# Work instructions
Rewrite the paragraph beginning "The next question presented here" in the excerpt about the denied claim as a shorter list that keeps its main facts.

# Document extract
The next question presented here is whether claimant prevailed at hearing over a "denied claim" or whether his attorney was instrumental in obtaining a rescission of the denial prior to a decision by the ALJ. The situation here does not involve the typical circumstances where an attorney obtains a rescission of a denial or prevails over a denial. Indeed, the facts here are unique. Nonetheless, it is clear from the wording of the denial itself that the denial purported to deny all or part of claimant's claim. Based on the circumstances here, we conclude that claimant's attorney was instrumental in insurer's denial ultimately being found to deny nothing and in the ultimate, consequent issuance of the July 2003 modified notice of acceptance that made it clear that claimant's original accepted condition, the left inguinal hernia, remained accepted.

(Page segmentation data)
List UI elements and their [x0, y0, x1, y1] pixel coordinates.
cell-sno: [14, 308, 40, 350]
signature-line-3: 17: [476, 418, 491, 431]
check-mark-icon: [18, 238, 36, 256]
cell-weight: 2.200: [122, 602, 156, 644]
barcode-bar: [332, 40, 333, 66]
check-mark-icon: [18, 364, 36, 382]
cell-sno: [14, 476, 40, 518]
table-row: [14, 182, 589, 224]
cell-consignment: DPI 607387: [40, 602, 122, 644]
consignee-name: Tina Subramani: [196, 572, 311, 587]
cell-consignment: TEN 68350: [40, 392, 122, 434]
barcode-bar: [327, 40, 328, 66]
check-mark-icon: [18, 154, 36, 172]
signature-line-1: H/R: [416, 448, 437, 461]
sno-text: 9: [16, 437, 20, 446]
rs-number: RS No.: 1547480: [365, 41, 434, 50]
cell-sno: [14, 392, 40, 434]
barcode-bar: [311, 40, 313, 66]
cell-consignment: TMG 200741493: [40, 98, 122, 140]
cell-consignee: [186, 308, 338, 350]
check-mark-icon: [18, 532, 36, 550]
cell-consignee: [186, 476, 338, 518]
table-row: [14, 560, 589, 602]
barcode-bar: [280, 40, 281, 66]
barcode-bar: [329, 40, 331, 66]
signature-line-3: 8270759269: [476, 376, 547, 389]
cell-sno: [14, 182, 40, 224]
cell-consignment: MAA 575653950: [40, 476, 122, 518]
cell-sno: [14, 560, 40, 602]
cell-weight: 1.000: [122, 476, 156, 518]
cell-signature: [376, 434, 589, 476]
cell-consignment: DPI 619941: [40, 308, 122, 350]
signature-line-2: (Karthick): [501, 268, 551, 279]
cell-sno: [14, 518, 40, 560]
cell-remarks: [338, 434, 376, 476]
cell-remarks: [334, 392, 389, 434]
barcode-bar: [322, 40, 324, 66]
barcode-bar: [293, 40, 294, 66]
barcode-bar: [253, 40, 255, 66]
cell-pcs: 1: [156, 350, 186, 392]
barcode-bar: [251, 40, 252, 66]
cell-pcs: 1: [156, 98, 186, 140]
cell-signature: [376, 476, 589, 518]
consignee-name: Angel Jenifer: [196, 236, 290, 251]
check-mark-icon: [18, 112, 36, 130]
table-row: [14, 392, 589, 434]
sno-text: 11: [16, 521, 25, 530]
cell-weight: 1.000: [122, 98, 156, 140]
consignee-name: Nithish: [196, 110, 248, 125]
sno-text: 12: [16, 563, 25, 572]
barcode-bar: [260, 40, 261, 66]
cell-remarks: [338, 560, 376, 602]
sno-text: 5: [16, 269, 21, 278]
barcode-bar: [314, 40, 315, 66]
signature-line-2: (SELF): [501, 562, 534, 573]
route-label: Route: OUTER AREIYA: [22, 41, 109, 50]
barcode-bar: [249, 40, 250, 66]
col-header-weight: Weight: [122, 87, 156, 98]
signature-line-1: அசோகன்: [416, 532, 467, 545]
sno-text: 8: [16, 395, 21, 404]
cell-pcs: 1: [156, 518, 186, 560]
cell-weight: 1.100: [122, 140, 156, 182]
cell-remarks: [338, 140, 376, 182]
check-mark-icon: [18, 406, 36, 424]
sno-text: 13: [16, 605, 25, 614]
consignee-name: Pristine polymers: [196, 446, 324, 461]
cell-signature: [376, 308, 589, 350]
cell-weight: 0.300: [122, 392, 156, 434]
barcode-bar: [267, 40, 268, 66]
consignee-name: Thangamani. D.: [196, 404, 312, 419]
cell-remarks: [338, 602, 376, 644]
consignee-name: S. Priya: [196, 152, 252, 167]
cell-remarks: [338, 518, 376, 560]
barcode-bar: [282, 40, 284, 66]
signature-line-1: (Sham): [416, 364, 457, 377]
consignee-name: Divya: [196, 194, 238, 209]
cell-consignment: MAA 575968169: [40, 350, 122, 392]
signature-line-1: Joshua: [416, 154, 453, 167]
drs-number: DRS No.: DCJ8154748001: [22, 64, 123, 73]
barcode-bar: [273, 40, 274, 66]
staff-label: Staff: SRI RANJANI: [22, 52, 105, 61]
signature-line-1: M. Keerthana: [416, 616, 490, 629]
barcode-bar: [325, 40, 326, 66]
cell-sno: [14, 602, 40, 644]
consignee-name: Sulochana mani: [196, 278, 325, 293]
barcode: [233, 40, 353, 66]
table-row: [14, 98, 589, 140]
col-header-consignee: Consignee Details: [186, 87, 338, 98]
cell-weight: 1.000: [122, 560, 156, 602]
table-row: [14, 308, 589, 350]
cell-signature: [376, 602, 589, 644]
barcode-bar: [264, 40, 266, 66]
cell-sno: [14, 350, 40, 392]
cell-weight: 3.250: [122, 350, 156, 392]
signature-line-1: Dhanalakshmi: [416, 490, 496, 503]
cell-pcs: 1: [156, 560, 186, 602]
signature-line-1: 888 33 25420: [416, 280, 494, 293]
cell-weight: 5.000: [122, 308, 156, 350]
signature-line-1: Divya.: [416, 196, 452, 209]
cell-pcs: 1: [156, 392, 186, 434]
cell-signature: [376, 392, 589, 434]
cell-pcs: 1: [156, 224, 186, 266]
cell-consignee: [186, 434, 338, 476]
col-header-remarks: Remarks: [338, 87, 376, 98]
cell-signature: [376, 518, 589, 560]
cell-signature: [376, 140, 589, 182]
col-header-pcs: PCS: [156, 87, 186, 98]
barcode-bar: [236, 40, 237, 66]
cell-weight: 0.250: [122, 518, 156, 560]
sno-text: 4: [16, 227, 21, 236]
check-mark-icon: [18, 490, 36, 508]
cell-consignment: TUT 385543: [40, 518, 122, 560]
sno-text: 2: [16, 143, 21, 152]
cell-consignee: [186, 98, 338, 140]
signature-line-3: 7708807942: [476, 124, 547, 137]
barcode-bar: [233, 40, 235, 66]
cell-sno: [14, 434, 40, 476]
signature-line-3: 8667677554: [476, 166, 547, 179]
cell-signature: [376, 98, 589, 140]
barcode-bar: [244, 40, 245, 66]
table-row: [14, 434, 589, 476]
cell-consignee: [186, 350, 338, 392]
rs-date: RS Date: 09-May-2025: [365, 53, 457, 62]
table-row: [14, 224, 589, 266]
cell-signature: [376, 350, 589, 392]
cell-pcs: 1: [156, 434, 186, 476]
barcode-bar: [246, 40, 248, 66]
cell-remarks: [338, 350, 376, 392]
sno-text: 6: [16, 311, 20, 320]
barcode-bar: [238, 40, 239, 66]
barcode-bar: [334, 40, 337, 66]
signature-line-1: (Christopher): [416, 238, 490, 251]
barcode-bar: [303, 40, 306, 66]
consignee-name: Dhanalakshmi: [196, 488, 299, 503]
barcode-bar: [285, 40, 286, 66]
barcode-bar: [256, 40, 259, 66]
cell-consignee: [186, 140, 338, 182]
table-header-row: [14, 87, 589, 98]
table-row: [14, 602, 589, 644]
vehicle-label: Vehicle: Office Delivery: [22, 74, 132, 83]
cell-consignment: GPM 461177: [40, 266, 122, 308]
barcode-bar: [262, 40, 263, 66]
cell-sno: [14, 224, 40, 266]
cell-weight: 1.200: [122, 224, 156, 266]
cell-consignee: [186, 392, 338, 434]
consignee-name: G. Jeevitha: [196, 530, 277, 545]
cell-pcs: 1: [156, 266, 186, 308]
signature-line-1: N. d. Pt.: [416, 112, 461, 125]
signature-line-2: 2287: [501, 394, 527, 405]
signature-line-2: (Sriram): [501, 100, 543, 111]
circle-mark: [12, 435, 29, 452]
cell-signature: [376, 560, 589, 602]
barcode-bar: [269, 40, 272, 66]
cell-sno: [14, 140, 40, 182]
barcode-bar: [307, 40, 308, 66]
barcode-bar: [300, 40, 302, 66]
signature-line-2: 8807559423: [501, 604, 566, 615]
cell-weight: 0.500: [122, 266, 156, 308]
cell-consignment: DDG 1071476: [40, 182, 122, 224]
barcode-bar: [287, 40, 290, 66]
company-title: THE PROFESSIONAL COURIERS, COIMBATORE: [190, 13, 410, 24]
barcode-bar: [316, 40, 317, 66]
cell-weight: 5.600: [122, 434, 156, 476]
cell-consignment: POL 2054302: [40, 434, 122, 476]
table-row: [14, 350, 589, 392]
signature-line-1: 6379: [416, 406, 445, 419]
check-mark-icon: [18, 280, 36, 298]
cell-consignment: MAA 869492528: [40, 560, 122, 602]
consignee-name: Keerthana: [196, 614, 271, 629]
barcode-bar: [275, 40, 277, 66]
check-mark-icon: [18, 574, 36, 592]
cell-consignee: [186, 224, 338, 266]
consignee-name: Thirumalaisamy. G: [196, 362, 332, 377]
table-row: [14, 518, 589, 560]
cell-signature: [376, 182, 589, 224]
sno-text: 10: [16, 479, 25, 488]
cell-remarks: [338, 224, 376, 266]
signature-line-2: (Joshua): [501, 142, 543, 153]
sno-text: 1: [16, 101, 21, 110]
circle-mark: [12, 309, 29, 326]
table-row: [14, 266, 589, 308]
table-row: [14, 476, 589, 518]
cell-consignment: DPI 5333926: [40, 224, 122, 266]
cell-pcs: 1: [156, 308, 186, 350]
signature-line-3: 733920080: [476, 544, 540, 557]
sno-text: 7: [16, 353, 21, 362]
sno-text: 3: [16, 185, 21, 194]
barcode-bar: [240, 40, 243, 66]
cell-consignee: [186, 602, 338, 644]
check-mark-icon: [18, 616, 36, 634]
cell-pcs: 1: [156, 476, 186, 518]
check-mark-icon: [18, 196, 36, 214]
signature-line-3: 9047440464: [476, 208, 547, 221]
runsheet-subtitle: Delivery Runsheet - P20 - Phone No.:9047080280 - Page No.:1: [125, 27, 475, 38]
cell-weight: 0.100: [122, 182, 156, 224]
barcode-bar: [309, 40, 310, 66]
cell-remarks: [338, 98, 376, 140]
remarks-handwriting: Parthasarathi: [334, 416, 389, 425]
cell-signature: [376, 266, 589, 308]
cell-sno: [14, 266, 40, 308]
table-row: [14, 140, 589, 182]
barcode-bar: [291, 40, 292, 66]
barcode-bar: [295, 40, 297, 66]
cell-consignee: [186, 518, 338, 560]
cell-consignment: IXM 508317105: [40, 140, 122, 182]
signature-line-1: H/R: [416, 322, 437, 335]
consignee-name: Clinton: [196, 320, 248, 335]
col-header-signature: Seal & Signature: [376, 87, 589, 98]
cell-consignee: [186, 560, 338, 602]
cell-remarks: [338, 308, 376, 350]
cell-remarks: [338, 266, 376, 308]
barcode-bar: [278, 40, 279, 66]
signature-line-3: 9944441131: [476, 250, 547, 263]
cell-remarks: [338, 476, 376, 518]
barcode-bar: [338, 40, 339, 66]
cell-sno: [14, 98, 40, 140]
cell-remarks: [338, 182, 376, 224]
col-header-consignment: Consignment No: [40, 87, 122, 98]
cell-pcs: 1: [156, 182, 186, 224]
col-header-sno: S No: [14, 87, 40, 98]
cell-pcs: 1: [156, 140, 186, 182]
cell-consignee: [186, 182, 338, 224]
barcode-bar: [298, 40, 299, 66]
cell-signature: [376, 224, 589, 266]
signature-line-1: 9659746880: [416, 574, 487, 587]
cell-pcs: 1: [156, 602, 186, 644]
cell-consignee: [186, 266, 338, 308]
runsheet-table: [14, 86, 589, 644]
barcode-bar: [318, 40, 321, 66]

# Expected output
- Issue: whether the claimant prevailed at hearing over a "denied claim," or whether his attorney was instrumental in getting the denial rescinded before the ALJ's decision.
- The facts are unique, not the typical situation of an attorney obtaining a rescission or prevailing over a denial.
- The denial's own wording shows it purported to deny all or part of the claimant's claim.
- Conclusion: the claimant's attorney was instrumental in two outcomes:
  - the insurer's denial being found to deny nothing
  - the July 2003 modified notice of acceptance, which made clear that the original accepted condition, the left inguinal hernia, remained accepted